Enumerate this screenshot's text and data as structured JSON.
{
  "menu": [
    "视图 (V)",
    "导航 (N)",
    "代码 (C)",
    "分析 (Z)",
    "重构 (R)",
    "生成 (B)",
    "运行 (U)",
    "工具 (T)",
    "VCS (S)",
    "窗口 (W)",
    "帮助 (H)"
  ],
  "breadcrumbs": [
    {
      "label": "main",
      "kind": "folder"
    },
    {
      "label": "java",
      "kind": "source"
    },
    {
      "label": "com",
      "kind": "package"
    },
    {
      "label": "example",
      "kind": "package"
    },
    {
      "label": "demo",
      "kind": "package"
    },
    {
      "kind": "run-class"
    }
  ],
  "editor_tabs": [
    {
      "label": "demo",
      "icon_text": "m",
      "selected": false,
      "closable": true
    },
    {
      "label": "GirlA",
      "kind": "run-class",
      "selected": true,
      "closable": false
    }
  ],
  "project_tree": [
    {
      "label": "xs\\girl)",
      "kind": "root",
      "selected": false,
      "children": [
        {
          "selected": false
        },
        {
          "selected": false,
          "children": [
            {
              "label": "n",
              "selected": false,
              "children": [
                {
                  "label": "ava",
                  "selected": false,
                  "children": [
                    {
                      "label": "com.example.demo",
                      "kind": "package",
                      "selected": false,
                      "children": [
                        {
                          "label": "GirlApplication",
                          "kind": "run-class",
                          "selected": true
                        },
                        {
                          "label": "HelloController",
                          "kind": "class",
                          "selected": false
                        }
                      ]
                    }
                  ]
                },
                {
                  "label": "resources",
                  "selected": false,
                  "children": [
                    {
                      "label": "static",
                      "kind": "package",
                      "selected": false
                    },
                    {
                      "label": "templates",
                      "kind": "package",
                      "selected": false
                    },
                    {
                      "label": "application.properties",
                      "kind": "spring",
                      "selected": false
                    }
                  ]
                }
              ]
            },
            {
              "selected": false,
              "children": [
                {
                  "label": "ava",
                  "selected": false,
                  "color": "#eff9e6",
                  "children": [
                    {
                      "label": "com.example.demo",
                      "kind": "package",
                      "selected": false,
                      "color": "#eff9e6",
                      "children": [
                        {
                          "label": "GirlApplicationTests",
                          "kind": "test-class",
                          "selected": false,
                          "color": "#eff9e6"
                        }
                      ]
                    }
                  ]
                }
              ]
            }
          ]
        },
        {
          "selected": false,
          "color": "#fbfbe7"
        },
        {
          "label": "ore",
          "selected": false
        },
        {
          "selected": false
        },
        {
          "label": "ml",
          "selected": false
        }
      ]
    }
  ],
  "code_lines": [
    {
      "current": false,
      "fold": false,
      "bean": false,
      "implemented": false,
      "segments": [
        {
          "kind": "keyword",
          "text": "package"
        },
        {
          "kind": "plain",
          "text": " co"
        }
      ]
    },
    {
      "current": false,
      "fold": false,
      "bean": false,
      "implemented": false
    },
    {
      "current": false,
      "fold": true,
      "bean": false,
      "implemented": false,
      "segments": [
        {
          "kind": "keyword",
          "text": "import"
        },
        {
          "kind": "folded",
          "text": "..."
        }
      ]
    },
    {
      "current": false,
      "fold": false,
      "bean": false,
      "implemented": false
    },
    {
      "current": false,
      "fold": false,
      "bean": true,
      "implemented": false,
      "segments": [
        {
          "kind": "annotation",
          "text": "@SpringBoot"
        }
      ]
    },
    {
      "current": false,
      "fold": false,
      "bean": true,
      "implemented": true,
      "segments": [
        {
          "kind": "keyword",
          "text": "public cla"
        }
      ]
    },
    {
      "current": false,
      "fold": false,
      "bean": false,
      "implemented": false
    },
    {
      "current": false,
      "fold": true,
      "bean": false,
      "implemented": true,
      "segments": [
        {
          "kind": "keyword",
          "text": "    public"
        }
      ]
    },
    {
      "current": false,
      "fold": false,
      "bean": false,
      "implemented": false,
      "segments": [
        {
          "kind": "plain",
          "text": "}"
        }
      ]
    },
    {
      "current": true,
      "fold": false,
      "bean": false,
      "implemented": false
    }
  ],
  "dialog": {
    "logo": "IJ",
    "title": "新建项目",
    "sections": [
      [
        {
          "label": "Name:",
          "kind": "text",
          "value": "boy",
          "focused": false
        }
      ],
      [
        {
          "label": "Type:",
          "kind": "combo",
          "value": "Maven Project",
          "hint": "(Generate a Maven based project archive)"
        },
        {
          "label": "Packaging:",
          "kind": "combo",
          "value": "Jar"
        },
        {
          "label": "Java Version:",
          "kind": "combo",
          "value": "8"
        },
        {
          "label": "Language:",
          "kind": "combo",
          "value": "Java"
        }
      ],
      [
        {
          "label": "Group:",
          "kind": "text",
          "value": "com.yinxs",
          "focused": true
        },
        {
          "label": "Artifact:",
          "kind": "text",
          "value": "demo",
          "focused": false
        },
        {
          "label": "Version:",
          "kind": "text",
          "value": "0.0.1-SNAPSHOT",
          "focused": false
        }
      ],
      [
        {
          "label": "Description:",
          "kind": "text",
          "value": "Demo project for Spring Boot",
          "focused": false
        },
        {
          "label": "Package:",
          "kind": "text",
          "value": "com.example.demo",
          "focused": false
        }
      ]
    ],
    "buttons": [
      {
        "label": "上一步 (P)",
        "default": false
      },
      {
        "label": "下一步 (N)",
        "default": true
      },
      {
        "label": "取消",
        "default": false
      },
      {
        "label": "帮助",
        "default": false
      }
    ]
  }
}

Written exercise:
Return the whole listing exactly, with every line included.

Output for this exercise:
Enumerate this screenshot's text and data as structured JSON.
{
  "menu": [
    "视图 (V)",
    "导航 (N)",
    "代码 (C)",
    "分析 (Z)",
    "重构 (R)",
    "生成 (B)",
    "运行 (U)",
    "工具 (T)",
    "VCS (S)",
    "窗口 (W)",
    "帮助 (H)"
  ],
  "breadcrumbs": [
    {
      "label": "main",
      "kind": "folder"
    },
    {
      "label": "java",
      "kind": "source"
    },
    {
      "label": "com",
      "kind": "package"
    },
    {
      "label": "example",
      "kind": "package"
    },
    {
      "label": "demo",
      "kind": "package"
    },
    {
      "kind": "run-class"
    }
  ],
  "editor_tabs": [
    {
      "label": "demo",
      "icon_text": "m",
      "selected": false,
      "closable": true
    },
    {
      "label": "GirlA",
      "kind": "run-class",
      "selected": true,
      "closable": false
    }
  ],
  "project_tree": [
    {
      "label": "xs\\girl)",
      "kind": "root",
      "selected": false,
      "children": [
        {
          "selected": false
        },
        {
          "selected": false,
          "children": [
            {
              "label": "n",
              "selected": false,
              "children": [
                {
                  "label": "ava",
                  "selected": false,
                  "children": [
                    {
                      "label": "com.example.demo",
                      "kind": "package",
                      "selected": false,
                      "children": [
                        {
                          "label": "GirlApplication",
                          "kind": "run-class",
                          "selected": true
                        },
                        {
                          "label": "HelloController",
                          "kind": "class",
                          "selected": false
                        }
                      ]
                    }
                  ]
                },
                {
                  "label": "resources",
                  "selected": false,
                  "children": [
                    {
                      "label": "static",
                      "kind": "package",
                      "selected": false
                    },
                    {
                      "label": "templates",
                      "kind": "package",
                      "selected": false
                    },
                    {
                      "label": "application.properties",
                      "kind": "spring",
                      "selected": false
                    }
                  ]
                }
              ]
            },
            {
              "selected": false,
              "children": [
                {
                  "label": "ava",
                  "selected": false,
                  "color": "#eff9e6",
                  "children": [
                    {
                      "label": "com.example.demo",
                      "kind": "package",
                      "selected": false,
                      "color": "#eff9e6",
                      "children": [
                        {
                          "label": "GirlApplicationTests",
                          "kind": "test-class",
                          "selected": false,
                          "color": "#eff9e6"
                        }
                      ]
                    }
                  ]
                }
              ]
            }
          ]
        },
        {
          "selected": false,
          "color": "#fbfbe7"
        },
        {
          "label": "ore",
          "selected": false
        },
        {
          "selected": false
        },
        {
          "label": "ml",
          "selected": false
        }
      ]
    }
  ],
  "code_lines": [
    {
      "current": false,
      "fold": false,
      "bean": false,
      "implemented": false,
      "segments": [
        {
          "kind": "keyword",
          "text": "package"
        },
        {
          "kind": "plain",
          "text": " co"
        }
      ]
    },
    {
      "current": false,
      "fold": false,
      "bean": false,
      "implemented": false
    },
    {
      "current": false,
      "fold": true,
      "bean": false,
      "implemented": false,
      "segments": [
        {
          "kind": "keyword",
          "text": "import"
        },
        {
          "kind": "folded",
          "text": "..."
        }
      ]
    },
    {
      "current": false,
      "fold": false,
      "bean": false,
      "implemented": false
    },
    {
      "current": false,
      "fold": false,
      "bean": true,
      "implemented": false,
      "segments": [
        {
          "kind": "annotation",
          "text": "@SpringBoot"
        }
      ]
    },
    {
      "current": false,
      "fold": false,
      "bean": true,
      "implemented": true,
      "segments": [
        {
          "kind": "keyword",
          "text": "public cla"
        }
      ]
    },
    {
      "current": false,
      "fold": false,
      "bean": false,
      "implemented": false
    },
    {
      "current": false,
      "fold": true,
      "bean": false,
      "implemented": true,
      "segments": [
        {
          "kind": "keyword",
          "text": "    public"
        }
      ]
    },
    {
      "current": false,
      "fold": false,
      "bean": false,
      "implemented": false,
      "segments": [
        {
          "kind": "plain",
          "text": "}"
        }
      ]
    },
    {
      "current": true,
      "fold": false,
      "bean": false,
      "implemented": false
    }
  ],
  "dialog": {
    "logo": "IJ",
    "title": "新建项目",
    "sections": [
      [
        {
          "label": "Name:",
          "kind": "text",
          "value": "boy",
          "focused": false
        }
      ],
      [
        {
          "label": "Type:",
          "kind": "combo",
          "value": "Maven Project",
          "hint": "(Generate a Maven based project archive)"
        },
        {
          "label": "Packaging:",
          "kind": "combo",
          "value": "Jar"
        },
        {
          "label": "Java Version:",
          "kind": "combo",
          "value": "8"
        },
        {
          "label": "Language:",
          "kind": "combo",
          "value": "Java"
        }
      ],
      [
        {
          "label": "Group:",
          "kind": "text",
          "value": "com.yinxs",
          "focused": true
        },
        {
          "label": "Artifact:",
          "kind": "text",
          "value": "demo",
          "focused": false
        },
        {
          "label": "Version:",
          "kind": "text",
          "value": "0.0.1-SNAPSHOT",
          "focused": false
        }
      ],
      [
        {
          "label": "Description:",
          "kind": "text",
          "value": "Demo project for Spring Boot",
          "focused": false
        },
        {
          "label": "Package:",
          "kind": "text",
          "value": "com.example.demo",
          "focused": false
        }
      ]
    ],
    "buttons": [
      {
        "label": "上一步 (P)",
        "default": false
      },
      {
        "label": "下一步 (N)",
        "default": true
      },
      {
        "label": "取消",
        "default": false
      },
      {
        "label": "帮助",
        "default": false
      }
    ]
  }
}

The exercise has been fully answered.